Stored data entries:
★ ★ ★
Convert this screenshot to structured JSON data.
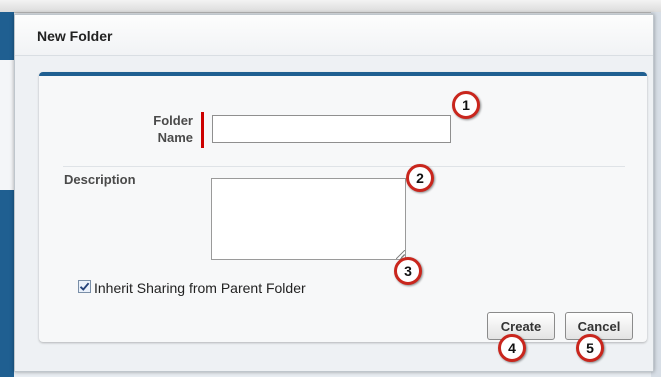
{
  "dialog": {
    "title": "New Folder"
  },
  "form": {
    "folder_name_label": "Folder Name",
    "folder_name_value": "",
    "description_label": "Description",
    "description_value": "",
    "inherit_sharing_label": "Inherit Sharing from Parent Folder",
    "inherit_sharing_checked": true
  },
  "buttons": {
    "create": "Create",
    "cancel": "Cancel"
  },
  "callouts": [
    "1",
    "2",
    "3",
    "4",
    "5"
  ],
  "colors": {
    "accent": "#1f5f91",
    "required": "#cc0000",
    "callout_border": "#c9261d"
  },
  "icons": {
    "checkbox": "check-icon",
    "textarea_grip": "resize-grip-icon"
  }
}
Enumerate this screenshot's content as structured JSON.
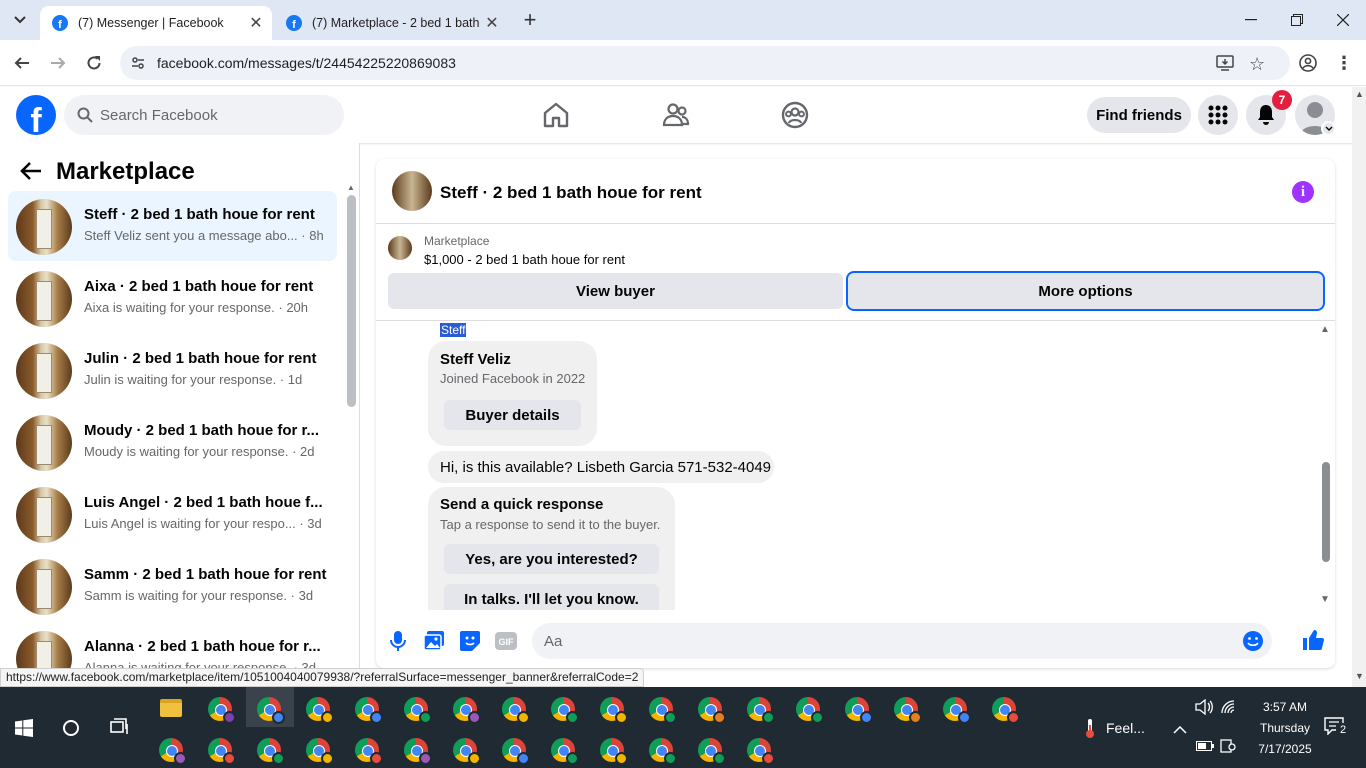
{
  "browser": {
    "tabs": [
      {
        "title": "(7) Messenger | Facebook",
        "active": true
      },
      {
        "title": "(7) Marketplace - 2 bed 1 bath h",
        "active": false
      }
    ],
    "url": "facebook.com/messages/t/24454225220869083",
    "status_url": "https://www.facebook.com/marketplace/item/1051004040079938/?referralSurface=messenger_banner&referralCode=2"
  },
  "fb_header": {
    "logo": "f",
    "search_placeholder": "Search Facebook",
    "find_friends": "Find friends",
    "notification_count": "7"
  },
  "marketplace": {
    "title": "Marketplace",
    "conversations": [
      {
        "name": "Steff · 2 bed 1 bath houe for rent",
        "preview": "Steff Veliz sent you a message abo...",
        "time": "· 8h",
        "selected": true
      },
      {
        "name": "Aixa · 2 bed 1 bath houe for rent",
        "preview": "Aixa is waiting for your response.",
        "time": "· 20h",
        "selected": false
      },
      {
        "name": "Julin · 2 bed 1 bath houe for rent",
        "preview": "Julin is waiting for your response.",
        "time": "· 1d",
        "selected": false
      },
      {
        "name": "Moudy · 2 bed 1 bath houe for r...",
        "preview": "Moudy is waiting for your response.",
        "time": "· 2d",
        "selected": false
      },
      {
        "name": "Luis Angel · 2 bed 1 bath houe f...",
        "preview": "Luis Angel is waiting for your respo...",
        "time": "· 3d",
        "selected": false
      },
      {
        "name": "Samm · 2 bed 1 bath houe for rent",
        "preview": "Samm is waiting for your response.",
        "time": "· 3d",
        "selected": false
      },
      {
        "name": "Alanna · 2 bed 1 bath houe for r...",
        "preview": "Alanna is waiting for your response.",
        "time": "· 3d",
        "selected": false
      }
    ]
  },
  "chat": {
    "title": "Steff · 2 bed 1 bath houe for rent",
    "banner_label": "Marketplace",
    "banner_listing": "$1,000 - 2 bed 1 bath houe for rent",
    "view_buyer": "View buyer",
    "more_options": "More options",
    "sender_tag": "Steff",
    "profile_card": {
      "name": "Steff Veliz",
      "joined": "Joined Facebook in 2022",
      "button": "Buyer details"
    },
    "message": "Hi, is this available? Lisbeth Garcia 571-532-4049",
    "quick_response": {
      "title": "Send a quick response",
      "subtitle": "Tap a response to send it to the buyer.",
      "options": [
        "Yes, are you interested?",
        "In talks. I'll let you know."
      ]
    },
    "composer_placeholder": "Aa"
  },
  "taskbar": {
    "weather": "Feel...",
    "time": "3:57 AM",
    "day": "Thursday",
    "date": "7/17/2025",
    "notifications": "2"
  },
  "colors": {
    "fb_blue": "#0866ff",
    "selected_bg": "#ebf5ff",
    "badge_red": "#e41e3f",
    "info_purple": "#a033ff"
  }
}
★ ★ ★
PROBLEM DETAILS. Return each line from the material above exactly, but not the pictures.

RESULT OF THIS EXERCISE.
Convert this screenshot to structured JSON data.
{
  "dialog": {
    "title": "New Folder"
  },
  "form": {
    "folder_name_label": "Folder Name",
    "folder_name_value": "",
    "description_label": "Description",
    "description_value": "",
    "inherit_sharing_label": "Inherit Sharing from Parent Folder",
    "inherit_sharing_checked": true
  },
  "buttons": {
    "create": "Create",
    "cancel": "Cancel"
  },
  "callouts": [
    "1",
    "2",
    "3",
    "4",
    "5"
  ],
  "colors": {
    "accent": "#1f5f91",
    "required": "#cc0000",
    "callout_border": "#c9261d"
  },
  "icons": {
    "checkbox": "check-icon",
    "textarea_grip": "resize-grip-icon"
  }
}
Enumerate this screenshot's content as structured JSON.
{
  "browser": {
    "tabs": [
      {
        "title": "(7) Messenger | Facebook",
        "active": true
      },
      {
        "title": "(7) Marketplace - 2 bed 1 bath h",
        "active": false
      }
    ],
    "url": "facebook.com/messages/t/24454225220869083",
    "status_url": "https://www.facebook.com/marketplace/item/1051004040079938/?referralSurface=messenger_banner&referralCode=2"
  },
  "fb_header": {
    "logo": "f",
    "search_placeholder": "Search Facebook",
    "find_friends": "Find friends",
    "notification_count": "7"
  },
  "marketplace": {
    "title": "Marketplace",
    "conversations": [
      {
        "name": "Steff · 2 bed 1 bath houe for rent",
        "preview": "Steff Veliz sent you a message abo...",
        "time": "· 8h",
        "selected": true
      },
      {
        "name": "Aixa · 2 bed 1 bath houe for rent",
        "preview": "Aixa is waiting for your response.",
        "time": "· 20h",
        "selected": false
      },
      {
        "name": "Julin · 2 bed 1 bath houe for rent",
        "preview": "Julin is waiting for your response.",
        "time": "· 1d",
        "selected": false
      },
      {
        "name": "Moudy · 2 bed 1 bath houe for r...",
        "preview": "Moudy is waiting for your response.",
        "time": "· 2d",
        "selected": false
      },
      {
        "name": "Luis Angel · 2 bed 1 bath houe f...",
        "preview": "Luis Angel is waiting for your respo...",
        "time": "· 3d",
        "selected": false
      },
      {
        "name": "Samm · 2 bed 1 bath houe for rent",
        "preview": "Samm is waiting for your response.",
        "time": "· 3d",
        "selected": false
      },
      {
        "name": "Alanna · 2 bed 1 bath houe for r...",
        "preview": "Alanna is waiting for your response.",
        "time": "· 3d",
        "selected": false
      }
    ]
  },
  "chat": {
    "title": "Steff · 2 bed 1 bath houe for rent",
    "banner_label": "Marketplace",
    "banner_listing": "$1,000 - 2 bed 1 bath houe for rent",
    "view_buyer": "View buyer",
    "more_options": "More options",
    "sender_tag": "Steff",
    "profile_card": {
      "name": "Steff Veliz",
      "joined": "Joined Facebook in 2022",
      "button": "Buyer details"
    },
    "message": "Hi, is this available? Lisbeth Garcia 571-532-4049",
    "quick_response": {
      "title": "Send a quick response",
      "subtitle": "Tap a response to send it to the buyer.",
      "options": [
        "Yes, are you interested?",
        "In talks. I'll let you know."
      ]
    },
    "composer_placeholder": "Aa"
  },
  "taskbar": {
    "weather": "Feel...",
    "time": "3:57 AM",
    "day": "Thursday",
    "date": "7/17/2025",
    "notifications": "2"
  },
  "colors": {
    "fb_blue": "#0866ff",
    "selected_bg": "#ebf5ff",
    "badge_red": "#e41e3f",
    "info_purple": "#a033ff"
  }
}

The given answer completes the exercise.